Educating Today’s Actuary


Educating Today's Actuary

By Peter Hayes

Change, they say, is the only constant. Welcome to the world of the SOA Education Committee, where we can't seem to stand still long enough to catch our breath, smell a rose or two and, oh yeah, find the time to let our clients get to know us.

Let our clients get to know us. What a novel idea! The ever–changing world of the Education Committee (for those of you who are confused, we even changed our name from the Education and Examination Committee earlier this year!) wasn't always ever–changing, and clients, in the form of candidates, members and employers, knew exactly what the E&E system was all about and what it took to become an actuary. Wise, old, 30–somethings knew all too well of the exam writing existence of the green, young, 20–somethings that worked for them: calculus, probability, theory of interest ... parts 1, 2, 3 and 4 ... every student and every actuary before them knew the system, and knew what it took to get through.

What a difference a quarter century makes! Somewhere in that time the line–of–sight between the Education system and a chunk of the clients it was established to serve went missing. We aim to restore that line–of–sight through this and future articles.

Welcome to your opportunity to both engage and re–engage with the SOA's Education system. Remember when knowing what it took to become an actuary was easy? When all you had to do was be able to count to eight? (or nine? or 10?—such was the nature of change back then, when it consisted of nothing more than adding or removing an exam). When you knew what Exams 1, 2 and 3 all meant. Do you wonder what it takes to become an actuary today? Do you wonder if it's easier or harder? Broader or more specialized in scope? Do you wonder if Education is serving your profession well today—through the delivery of relevant syllabus material and rigorous testing—at a caliber that makes you proud and gives you confidence?


We want to answer these questions, because a lot of Education's clients—indeed, a lot of the SOA's clients—are asking them. So who are we? We are the dozens of staff and hundreds of volunteers who work in the SOA Education system. I have the privilege and the opportunity to try to answer some of these questions and, hopefully, a whole bunch more on behalf of these dedicated workers. I have just finished my term as the Education Committee's general chairperson and have moved on to a wonderful new role, the cleverly titled past general chairperson.

One of my new responsibilities as past general chairperson will be to sponsor a series of articles, like this, that inform our clients about the Education system. Now before you stop reading and turn the page, consider whether there's something in it for you. You are, after all, a client of the SOA, and it's with you we want to establish a line–of–sight—but we also want you to establish a line–of–sight with us. So I invite you to read on, and, if you want, respond. Line–of–sight, after all, is about communication, and I'll boldly assert that there is not a single member of the profession that education doesn't touch in some way—if not directly, then at the very least in terms of how you perceive the profession today and the influence that education and its delivery have on that perception.

DIRECTION 1. Copy out the listing word for word, from its first line down to the line containing "data-point: [683, 62, 689, 68]", including both of those lines.
This listing is unrelated to the article about actuarial education.

SUPPLIED DATA.
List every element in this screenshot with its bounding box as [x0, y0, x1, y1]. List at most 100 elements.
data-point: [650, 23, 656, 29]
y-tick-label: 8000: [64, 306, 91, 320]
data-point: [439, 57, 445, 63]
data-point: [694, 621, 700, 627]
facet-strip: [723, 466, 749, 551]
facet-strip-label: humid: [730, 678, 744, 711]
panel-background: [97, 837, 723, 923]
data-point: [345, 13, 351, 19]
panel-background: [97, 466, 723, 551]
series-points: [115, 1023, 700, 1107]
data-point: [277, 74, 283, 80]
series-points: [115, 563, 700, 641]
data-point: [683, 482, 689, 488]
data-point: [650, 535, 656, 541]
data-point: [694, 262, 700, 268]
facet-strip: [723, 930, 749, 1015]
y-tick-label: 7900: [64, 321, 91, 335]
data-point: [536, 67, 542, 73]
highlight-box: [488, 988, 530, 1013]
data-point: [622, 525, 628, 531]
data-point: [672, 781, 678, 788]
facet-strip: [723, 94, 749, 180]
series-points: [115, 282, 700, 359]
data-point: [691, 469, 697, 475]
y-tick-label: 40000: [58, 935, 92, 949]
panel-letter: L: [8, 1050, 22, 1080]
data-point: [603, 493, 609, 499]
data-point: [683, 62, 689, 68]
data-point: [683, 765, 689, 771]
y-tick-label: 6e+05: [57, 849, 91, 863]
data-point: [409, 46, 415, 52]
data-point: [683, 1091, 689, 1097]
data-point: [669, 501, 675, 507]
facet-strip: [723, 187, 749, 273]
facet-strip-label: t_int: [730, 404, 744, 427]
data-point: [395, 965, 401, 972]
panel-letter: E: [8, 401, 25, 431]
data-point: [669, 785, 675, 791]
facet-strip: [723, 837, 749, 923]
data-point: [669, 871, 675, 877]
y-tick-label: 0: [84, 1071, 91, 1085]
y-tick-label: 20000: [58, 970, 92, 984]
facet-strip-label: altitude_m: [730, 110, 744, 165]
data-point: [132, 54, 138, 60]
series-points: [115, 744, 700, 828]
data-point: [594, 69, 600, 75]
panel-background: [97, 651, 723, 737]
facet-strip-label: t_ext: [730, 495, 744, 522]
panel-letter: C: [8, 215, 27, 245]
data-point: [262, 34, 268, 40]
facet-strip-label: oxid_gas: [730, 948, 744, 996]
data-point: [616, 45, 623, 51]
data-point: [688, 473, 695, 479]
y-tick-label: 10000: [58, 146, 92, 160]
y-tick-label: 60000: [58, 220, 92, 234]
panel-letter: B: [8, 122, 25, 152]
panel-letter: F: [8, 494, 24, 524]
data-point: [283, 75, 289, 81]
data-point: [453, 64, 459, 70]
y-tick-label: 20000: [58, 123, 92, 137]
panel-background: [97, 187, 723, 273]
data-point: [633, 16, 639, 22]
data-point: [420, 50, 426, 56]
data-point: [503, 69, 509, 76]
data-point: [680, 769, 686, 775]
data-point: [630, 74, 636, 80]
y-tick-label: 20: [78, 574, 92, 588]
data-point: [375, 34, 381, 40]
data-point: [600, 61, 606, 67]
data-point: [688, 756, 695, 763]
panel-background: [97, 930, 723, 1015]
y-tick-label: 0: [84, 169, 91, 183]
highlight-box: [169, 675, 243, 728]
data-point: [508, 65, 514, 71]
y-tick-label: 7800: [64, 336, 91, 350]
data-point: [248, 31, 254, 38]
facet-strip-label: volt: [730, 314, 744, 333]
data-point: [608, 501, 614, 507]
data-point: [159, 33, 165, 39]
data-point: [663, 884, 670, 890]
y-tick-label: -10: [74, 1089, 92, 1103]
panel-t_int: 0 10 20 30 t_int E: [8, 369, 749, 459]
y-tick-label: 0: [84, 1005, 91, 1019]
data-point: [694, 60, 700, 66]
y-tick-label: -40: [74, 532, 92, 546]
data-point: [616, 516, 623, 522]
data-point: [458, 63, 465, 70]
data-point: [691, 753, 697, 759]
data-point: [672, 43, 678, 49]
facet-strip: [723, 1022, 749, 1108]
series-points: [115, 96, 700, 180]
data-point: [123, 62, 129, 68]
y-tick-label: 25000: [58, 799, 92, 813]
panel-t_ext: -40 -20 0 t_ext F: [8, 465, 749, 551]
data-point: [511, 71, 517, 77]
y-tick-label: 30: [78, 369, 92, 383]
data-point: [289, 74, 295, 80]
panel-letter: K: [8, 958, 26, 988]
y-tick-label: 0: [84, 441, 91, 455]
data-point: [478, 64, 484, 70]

DIRECTION 2. Pick up the article on educating today's actuary right after its last sentence and continue it.

RESULT 1.
List every element in this screenshot with its bounding box as [x0, y0, x1, y1]. List at most 100 elements.
data-point: [650, 23, 656, 29]
y-tick-label: 8000: [64, 306, 91, 320]
data-point: [439, 57, 445, 63]
data-point: [694, 621, 700, 627]
facet-strip: [723, 466, 749, 551]
facet-strip-label: humid: [730, 678, 744, 711]
panel-background: [97, 837, 723, 923]
data-point: [345, 13, 351, 19]
panel-background: [97, 466, 723, 551]
series-points: [115, 1023, 700, 1107]
data-point: [277, 74, 283, 80]
series-points: [115, 563, 700, 641]
data-point: [683, 482, 689, 488]
data-point: [650, 535, 656, 541]
data-point: [694, 262, 700, 268]
facet-strip: [723, 930, 749, 1015]
y-tick-label: 7900: [64, 321, 91, 335]
data-point: [536, 67, 542, 73]
highlight-box: [488, 988, 530, 1013]
data-point: [622, 525, 628, 531]
data-point: [672, 781, 678, 788]
facet-strip: [723, 94, 749, 180]
series-points: [115, 282, 700, 359]
data-point: [691, 469, 697, 475]
y-tick-label: 40000: [58, 935, 92, 949]
panel-letter: L: [8, 1050, 22, 1080]
data-point: [603, 493, 609, 499]
data-point: [683, 62, 689, 68]

RESULT 2.
I actually remember Education when it was 10 exams. That was the system I started in, and I'll happily admit that Jordan has a meaning for me that it does not have for anyone else in my office. The system got blown up into a hundred little pieces just as I was finishing my fellowship, and it was the hundred–little–exams system of the late '80s in which I started as a volunteer. I was around when the system was put back together in eight (or so) not–all–exam big pieces, and through the redesign that occurred in this decade.

The feedback we've gotten from clients, whether they be students, members or employers, to the changes to the Education system has not always been positive. Some of the criticism has been well–founded. Some, on the other hand, has been borne of a lack of understanding and mistrust. I am often surprised at how reluctant we sometimes are to substitute facts for appearances (or perceptions) when it comes to issues of our own profession.


Which brings us back to educating actuaries, and what it takes to become an actuary today. At its highest level, educating actuaries hasn't changed at all; we've always set a syllabus, determined an appropriate method of delivering the content embedded in that syllabus, and tested whether the content has been sufficiently received. If you look closely at these three key activities, though, you'll see that the detail has changed enormously through the years.

Exam names have become a veritable alphabet soup of acronyms, a far cry from the simple one through eight (or nine or 10 depending on your vintage) of the good old days. But they're still exams, and they're still difficult. In fact, they're still actuarial exams, and the connotation associated with that phrase, to anyone who has ever passed one, has not changed one bit. They're every bit as hard as they ever were.

We've discovered, though, that independent study of a syllabus and sitting for a formal exam is not the only way to deliver the content and measure the skills and knowledge that our profession demands of its members. Part of that comes from the realization that independent self–study—long the bastion of syllabus delivery—is not the only way to develop and transfer knowledge. In fact, it is often inferior to other delivery methods that have evolved over the years, or, in some cases, that have always been there.

Take a university setting, for instance. We have, by now, acknowledged and accepted that calculus and statistics, while critical skills for actuaries, are better delivered in a classroom setting. Does the fact that we no longer have a calculus exam somehow diminish the voracity of other Preliminary Education exams or that calculus is no longer a prerequisite for passing those exams? Of course not!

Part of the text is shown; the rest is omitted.